(Items from a data source)
..............................

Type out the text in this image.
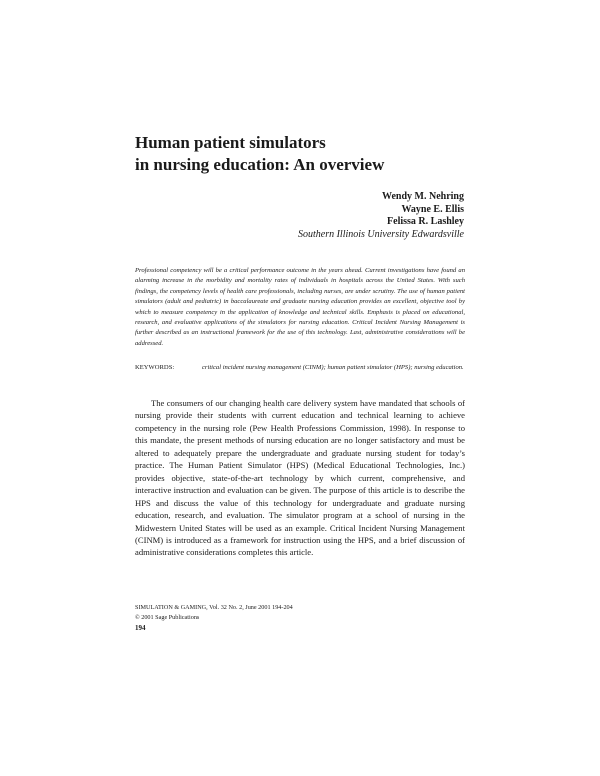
Human patient simulators
in nursing education: An overview
Wendy M. Nehring
Wayne E. Ellis
Felissa R. Lashley
Southern Illinois University Edwardsville

Professional competency will be a critical performance outcome in the years ahead. Current investigations have found an alarming increase in the morbidity and mortality rates of individuals in hospitals across the United States. With such findings, the competency levels of health care professionals, including nurses, are under scrutiny. The use of human patient simulators (adult and pediatric) in baccalaureate and graduate nursing education provides an excellent, objective tool by which to measure competency in the application of knowledge and technical skills. Emphasis is placed on educational, research, and evaluative applications of the simulators for nursing education. Critical Incident Nursing Management is further described as an instructional framework for the use of this technology. Last, administrative considerations will be addressed.

KEYWORDS:	critical incident nursing management (CINM); human patient simulator (HPS); nursing education.

The consumers of our changing health care delivery system have mandated that schools of nursing provide their students with current education and technical learning to achieve competency in the nursing role (Pew Health Professions Commission, 1998). In response to this mandate, the present methods of nursing education are no longer satisfactory and must be altered to adequately prepare the undergraduate and graduate nursing student for today’s practice. The Human Patient Simulator (HPS) (Medical Educational Technologies, Inc.) provides objective, state-of-the-art technology by which current, comprehensive, and interactive instruction and evaluation can be given. The purpose of this article is to describe the HPS and discuss the value of this technology for undergraduate and graduate nursing education, research, and evaluation. The simulator program at a school of nursing in the Midwestern United States will be used as an example. Critical Incident Nursing Management (CINM) is introduced as a framework for instruction using the HPS, and a brief discussion of administrative considerations completes this article.

SIMULATION & GAMING, Vol. 32 No. 2, June 2001 194-204
© 2001 Sage Publications
194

..............................

- **Exercise objective**:
Go through the records above and copy every line with the word "United".

- **In response**:
Professional competency will be a critical performance outcome in the years ahead. Current investigations have found an alarming increase in the morbidity and mortality rates of individuals in hospitals across the United States. With such findings, the competency levels of health care professionals, including nurses, are under scrutiny. The use of human patient simulators (adult and pediatric) in baccalaureate and graduate nursing education provides an excellent, objective tool by which to measure competency in the application of knowledge and technical skills. Emphasis is placed on educational, research, and evaluative applications of the simulators for nursing education. Critical Incident Nursing Management is further described as an instructional framework for the use of this technology. Last, administrative considerations will be addressed.
The consumers of our changing health care delivery system have mandated that schools of nursing provide their students with current education and technical learning to achieve competency in the nursing role (Pew Health Professions Commission, 1998). In response to this mandate, the present methods of nursing education are no longer satisfactory and must be altered to adequately prepare the undergraduate and graduate nursing student for today’s practice. The Human Patient Simulator (HPS) (Medical Educational Technologies, Inc.) provides objective, state-of-the-art technology by which current, comprehensive, and interactive instruction and evaluation can be given. The purpose of this article is to describe the HPS and discuss the value of this technology for undergraduate and graduate nursing education, research, and evaluation. The simulator program at a school of nursing in the Midwestern United States will be used as an example. Critical Incident Nursing Management (CINM) is introduced as a framework for instruction using the HPS, and a brief discussion of administrative considerations completes this article.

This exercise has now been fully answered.